**WHAT NEEDS TO BE DONE:**
Set down the records once more, please, exactly and with the pictures left out.
►
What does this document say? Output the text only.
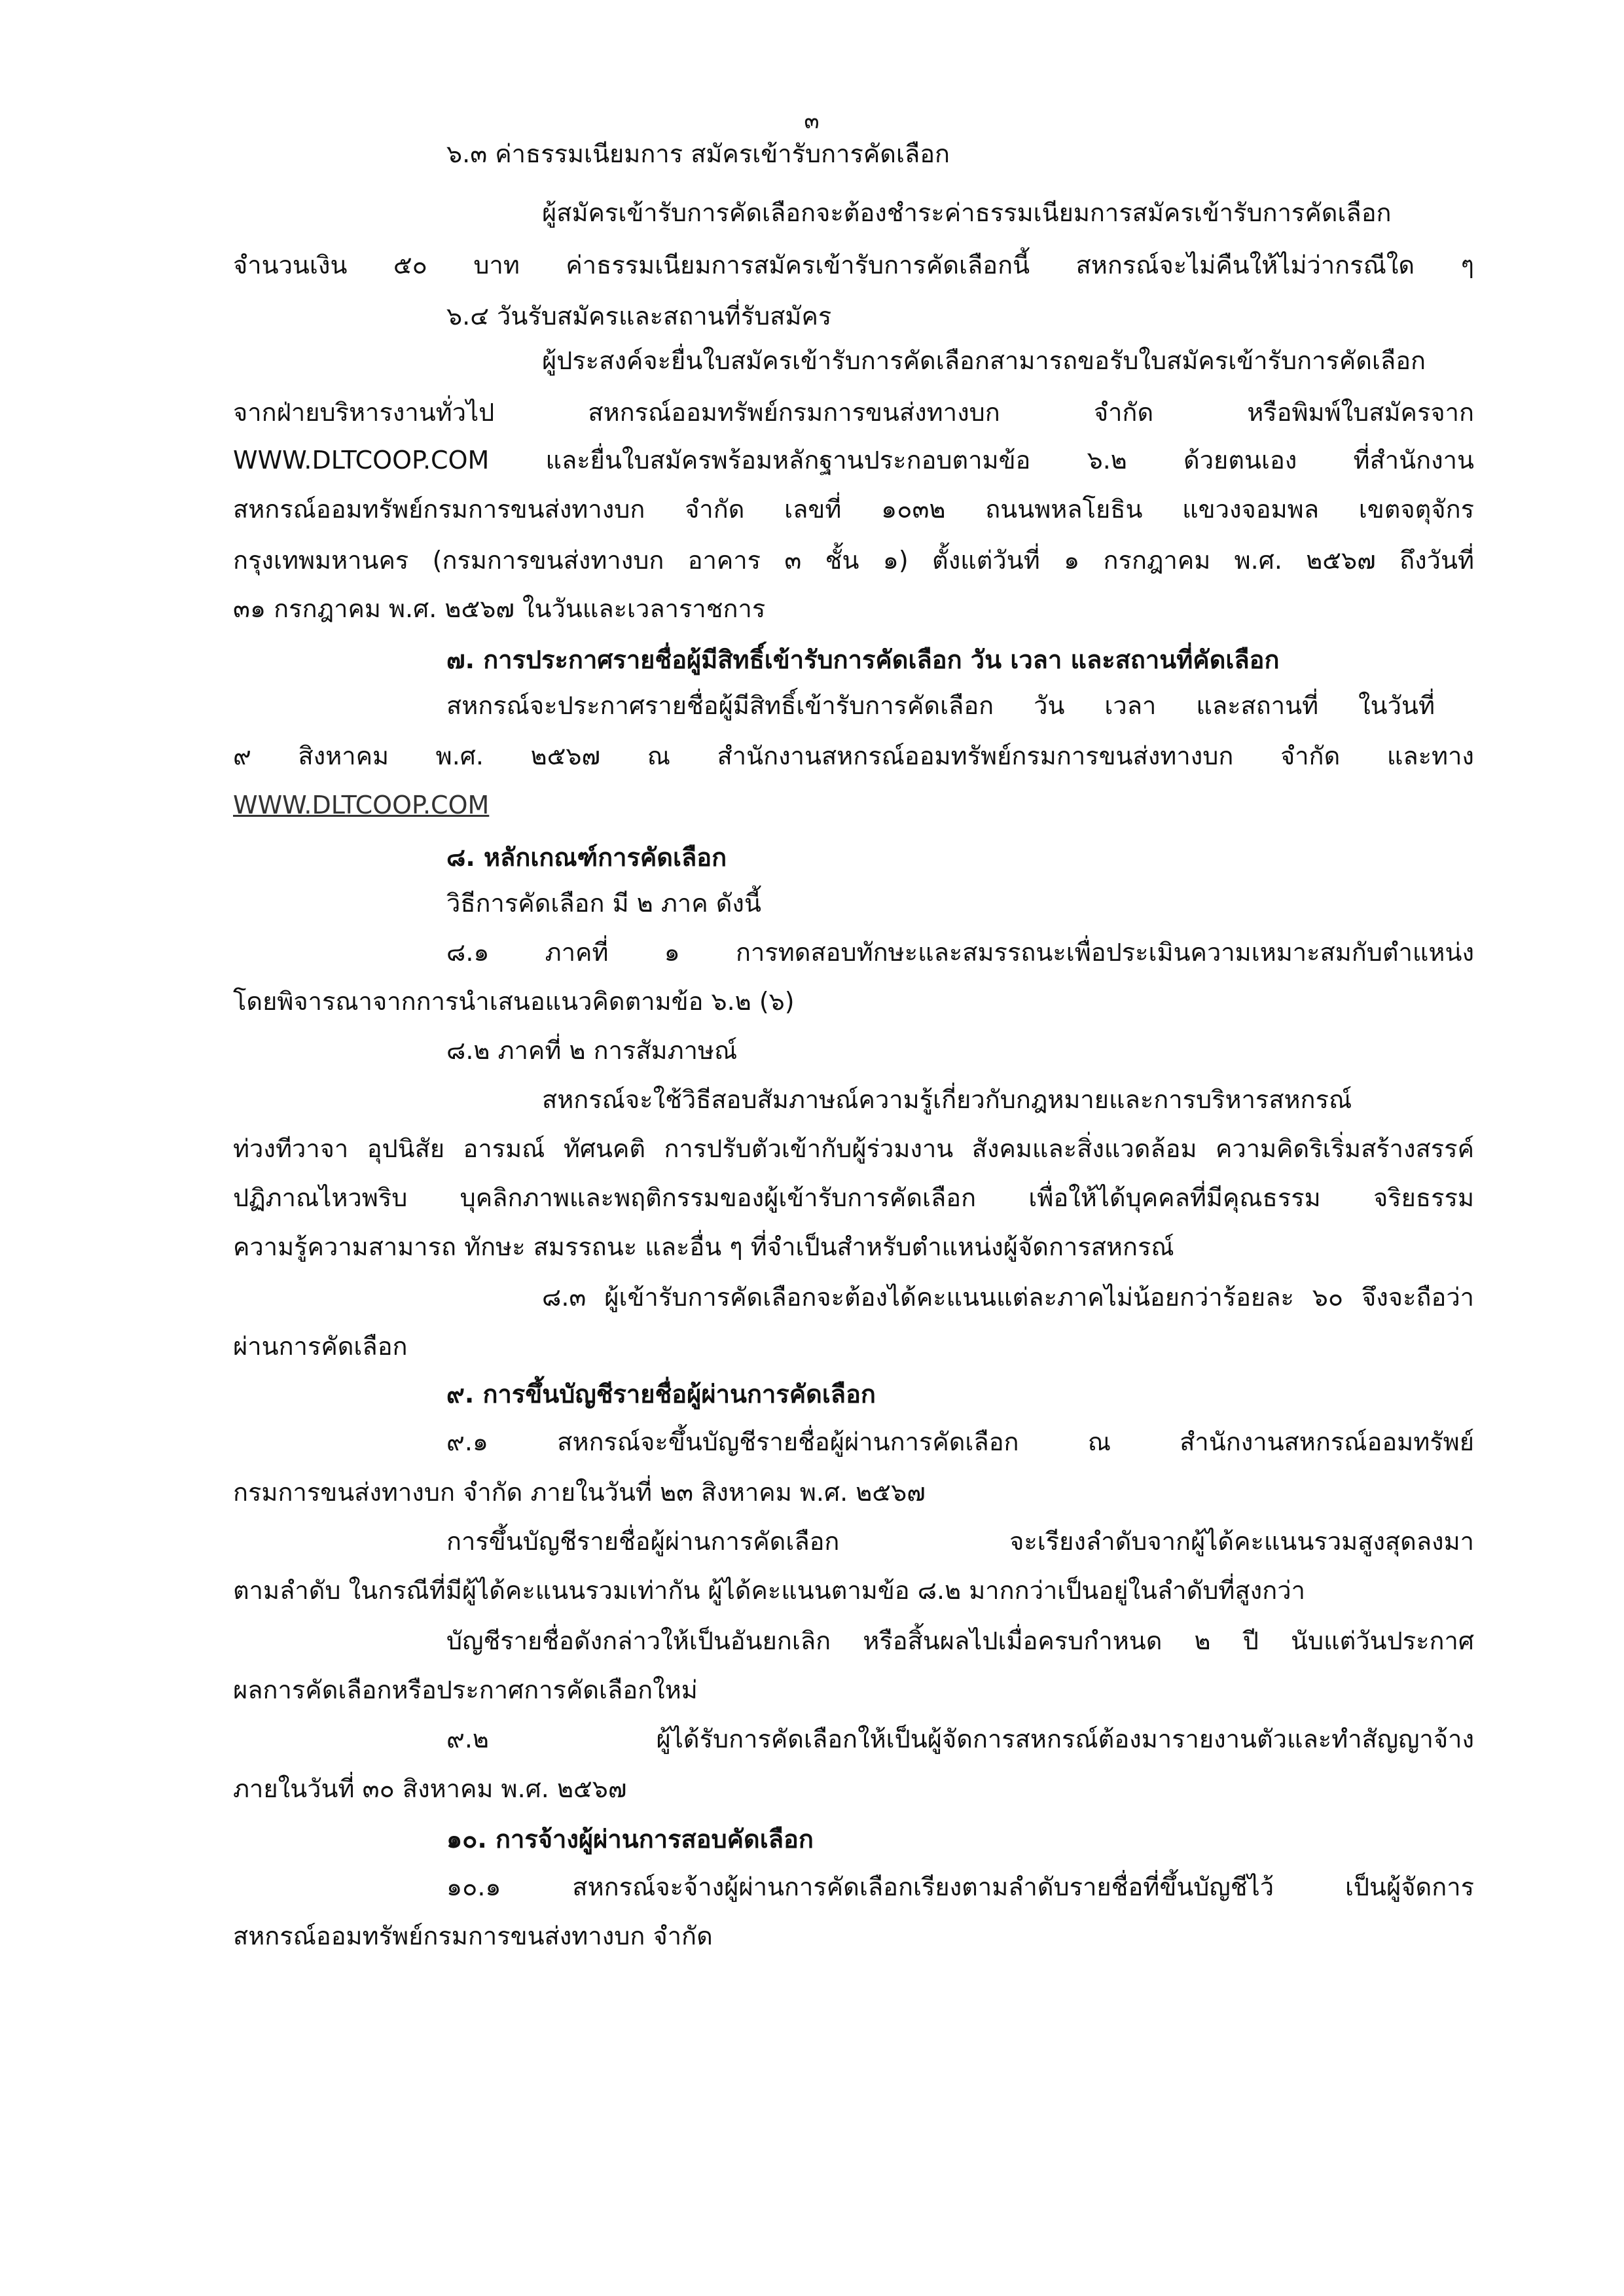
๓
๖.๓ ค่าธรรมเนียมการ สมัครเข้ารับการคัดเลือก
ผู้สมัครเข้ารับการคัดเลือกจะต้องชำระค่าธรรมเนียมการสมัครเข้ารับการคัดเลือก
จำนวนเงิน ๕๐ บาท ค่าธรรมเนียมการสมัครเข้ารับการคัดเลือกนี้ สหกรณ์จะไม่คืนให้ไม่ว่ากรณีใด ๆ
๖.๔ วันรับสมัครและสถานที่รับสมัคร
ผู้ประสงค์จะยื่นใบสมัครเข้ารับการคัดเลือกสามารถขอรับใบสมัครเข้ารับการคัดเลือก
จากฝ่ายบริหารงานทั่วไป สหกรณ์ออมทรัพย์กรมการขนส่งทางบก จำกัด หรือพิมพ์ใบสมัครจาก
WWW.DLTCOOP.COM และยื่นใบสมัครพร้อมหลักฐานประกอบตามข้อ ๖.๒ ด้วยตนเอง ที่สำนักงาน
สหกรณ์ออมทรัพย์กรมการขนส่งทางบก จำกัด เลขที่ ๑๐๓๒ ถนนพหลโยธิน แขวงจอมพล เขตจตุจักร
กรุงเทพมหานคร (กรมการขนส่งทางบก อาคาร ๓ ชั้น ๑) ตั้งแต่วันที่ ๑ กรกฎาคม พ.ศ. ๒๕๖๗ ถึงวันที่
๓๑ กรกฎาคม พ.ศ. ๒๕๖๗ ในวันและเวลาราชการ
๗. การประกาศรายชื่อผู้มีสิทธิ์เข้ารับการคัดเลือก วัน เวลา และสถานที่คัดเลือก
สหกรณ์จะประกาศรายชื่อผู้มีสิทธิ์เข้ารับการคัดเลือก วัน เวลา และสถานที่ ในวันที่
๙ สิงหาคม พ.ศ. ๒๕๖๗ ณ สำนักงานสหกรณ์ออมทรัพย์กรมการขนส่งทางบก จำกัด และทาง
WWW.DLTCOOP.COM
๘. หลักเกณฑ์การคัดเลือก
วิธีการคัดเลือก มี ๒ ภาค ดังนี้
๘.๑ ภาคที่ ๑ การทดสอบทักษะและสมรรถนะเพื่อประเมินความเหมาะสมกับตำแหน่ง
โดยพิจารณาจากการนำเสนอแนวคิดตามข้อ ๖.๒ (๖)
๘.๒ ภาคที่ ๒ การสัมภาษณ์
สหกรณ์จะใช้วิธีสอบสัมภาษณ์ความรู้เกี่ยวกับกฎหมายและการบริหารสหกรณ์
ท่วงทีวาจา อุปนิสัย อารมณ์ ทัศนคติ การปรับตัวเข้ากับผู้ร่วมงาน สังคมและสิ่งแวดล้อม ความคิดริเริ่มสร้างสรรค์
ปฏิภาณไหวพริบ บุคลิกภาพและพฤติกรรมของผู้เข้ารับการคัดเลือก เพื่อให้ได้บุคคลที่มีคุณธรรม จริยธรรม
ความรู้ความสามารถ ทักษะ สมรรถนะ และอื่น ๆ ที่จำเป็นสำหรับตำแหน่งผู้จัดการสหกรณ์
๘.๓ ผู้เข้ารับการคัดเลือกจะต้องได้คะแนนแต่ละภาคไม่น้อยกว่าร้อยละ ๖๐ จึงจะถือว่า
ผ่านการคัดเลือก
๙. การขึ้นบัญชีรายชื่อผู้ผ่านการคัดเลือก
๙.๑ สหกรณ์จะขึ้นบัญชีรายชื่อผู้ผ่านการคัดเลือก ณ สำนักงานสหกรณ์ออมทรัพย์
กรมการขนส่งทางบก จำกัด ภายในวันที่ ๒๓ สิงหาคม พ.ศ. ๒๕๖๗
การขึ้นบัญชีรายชื่อผู้ผ่านการคัดเลือก จะเรียงลำดับจากผู้ได้คะแนนรวมสูงสุดลงมา
ตามลำดับ ในกรณีที่มีผู้ได้คะแนนรวมเท่ากัน ผู้ได้คะแนนตามข้อ ๘.๒ มากกว่าเป็นอยู่ในลำดับที่สูงกว่า
บัญชีรายชื่อดังกล่าวให้เป็นอันยกเลิก หรือสิ้นผลไปเมื่อครบกำหนด ๒ ปี นับแต่วันประกาศ
ผลการคัดเลือกหรือประกาศการคัดเลือกใหม่
๙.๒ ผู้ได้รับการคัดเลือกให้เป็นผู้จัดการสหกรณ์ต้องมารายงานตัวและทำสัญญาจ้าง
ภายในวันที่ ๓๐ สิงหาคม พ.ศ. ๒๕๖๗
๑๐. การจ้างผู้ผ่านการสอบคัดเลือก
๑๐.๑ สหกรณ์จะจ้างผู้ผ่านการคัดเลือกเรียงตามลำดับรายชื่อที่ขึ้นบัญชีไว้ เป็นผู้จัดการ
สหกรณ์ออมทรัพย์กรมการขนส่งทางบก จำกัด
◄
**ANSWER TO THIS PROBLEM:**
What does this document say? Output the text only.
๓
๖.๓ ค่าธรรมเนียมการ สมัครเข้ารับการคัดเลือก
ผู้สมัครเข้ารับการคัดเลือกจะต้องชำระค่าธรรมเนียมการสมัครเข้ารับการคัดเลือก
จำนวนเงิน ๕๐ บาท ค่าธรรมเนียมการสมัครเข้ารับการคัดเลือกนี้ สหกรณ์จะไม่คืนให้ไม่ว่ากรณีใด ๆ
๖.๔ วันรับสมัครและสถานที่รับสมัคร
ผู้ประสงค์จะยื่นใบสมัครเข้ารับการคัดเลือกสามารถขอรับใบสมัครเข้ารับการคัดเลือก
จากฝ่ายบริหารงานทั่วไป สหกรณ์ออมทรัพย์กรมการขนส่งทางบก จำกัด หรือพิมพ์ใบสมัครจาก
WWW.DLTCOOP.COM และยื่นใบสมัครพร้อมหลักฐานประกอบตามข้อ ๖.๒ ด้วยตนเอง ที่สำนักงาน
สหกรณ์ออมทรัพย์กรมการขนส่งทางบก จำกัด เลขที่ ๑๐๓๒ ถนนพหลโยธิน แขวงจอมพล เขตจตุจักร
กรุงเทพมหานคร (กรมการขนส่งทางบก อาคาร ๓ ชั้น ๑) ตั้งแต่วันที่ ๑ กรกฎาคม พ.ศ. ๒๕๖๗ ถึงวันที่
๓๑ กรกฎาคม พ.ศ. ๒๕๖๗ ในวันและเวลาราชการ
๗. การประกาศรายชื่อผู้มีสิทธิ์เข้ารับการคัดเลือก วัน เวลา และสถานที่คัดเลือก
สหกรณ์จะประกาศรายชื่อผู้มีสิทธิ์เข้ารับการคัดเลือก วัน เวลา และสถานที่ ในวันที่
๙ สิงหาคม พ.ศ. ๒๕๖๗ ณ สำนักงานสหกรณ์ออมทรัพย์กรมการขนส่งทางบก จำกัด และทาง
WWW.DLTCOOP.COM
๘. หลักเกณฑ์การคัดเลือก
วิธีการคัดเลือก มี ๒ ภาค ดังนี้
๘.๑ ภาคที่ ๑ การทดสอบทักษะและสมรรถนะเพื่อประเมินความเหมาะสมกับตำแหน่ง
โดยพิจารณาจากการนำเสนอแนวคิดตามข้อ ๖.๒ (๖)
๘.๒ ภาคที่ ๒ การสัมภาษณ์
สหกรณ์จะใช้วิธีสอบสัมภาษณ์ความรู้เกี่ยวกับกฎหมายและการบริหารสหกรณ์
ท่วงทีวาจา อุปนิสัย อารมณ์ ทัศนคติ การปรับตัวเข้ากับผู้ร่วมงาน สังคมและสิ่งแวดล้อม ความคิดริเริ่มสร้างสรรค์
ปฏิภาณไหวพริบ บุคลิกภาพและพฤติกรรมของผู้เข้ารับการคัดเลือก เพื่อให้ได้บุคคลที่มีคุณธรรม จริยธรรม
ความรู้ความสามารถ ทักษะ สมรรถนะ และอื่น ๆ ที่จำเป็นสำหรับตำแหน่งผู้จัดการสหกรณ์
๘.๓ ผู้เข้ารับการคัดเลือกจะต้องได้คะแนนแต่ละภาคไม่น้อยกว่าร้อยละ ๖๐ จึงจะถือว่า
ผ่านการคัดเลือก
๙. การขึ้นบัญชีรายชื่อผู้ผ่านการคัดเลือก
๙.๑ สหกรณ์จะขึ้นบัญชีรายชื่อผู้ผ่านการคัดเลือก ณ สำนักงานสหกรณ์ออมทรัพย์
กรมการขนส่งทางบก จำกัด ภายในวันที่ ๒๓ สิงหาคม พ.ศ. ๒๕๖๗
การขึ้นบัญชีรายชื่อผู้ผ่านการคัดเลือก จะเรียงลำดับจากผู้ได้คะแนนรวมสูงสุดลงมา
ตามลำดับ ในกรณีที่มีผู้ได้คะแนนรวมเท่ากัน ผู้ได้คะแนนตามข้อ ๘.๒ มากกว่าเป็นอยู่ในลำดับที่สูงกว่า
บัญชีรายชื่อดังกล่าวให้เป็นอันยกเลิก หรือสิ้นผลไปเมื่อครบกำหนด ๒ ปี นับแต่วันประกาศ
ผลการคัดเลือกหรือประกาศการคัดเลือกใหม่
๙.๒ ผู้ได้รับการคัดเลือกให้เป็นผู้จัดการสหกรณ์ต้องมารายงานตัวและทำสัญญาจ้าง
ภายในวันที่ ๓๐ สิงหาคม พ.ศ. ๒๕๖๗
๑๐. การจ้างผู้ผ่านการสอบคัดเลือก
๑๐.๑ สหกรณ์จะจ้างผู้ผ่านการคัดเลือกเรียงตามลำดับรายชื่อที่ขึ้นบัญชีไว้ เป็นผู้จัดการ
สหกรณ์ออมทรัพย์กรมการขนส่งทางบก จำกัด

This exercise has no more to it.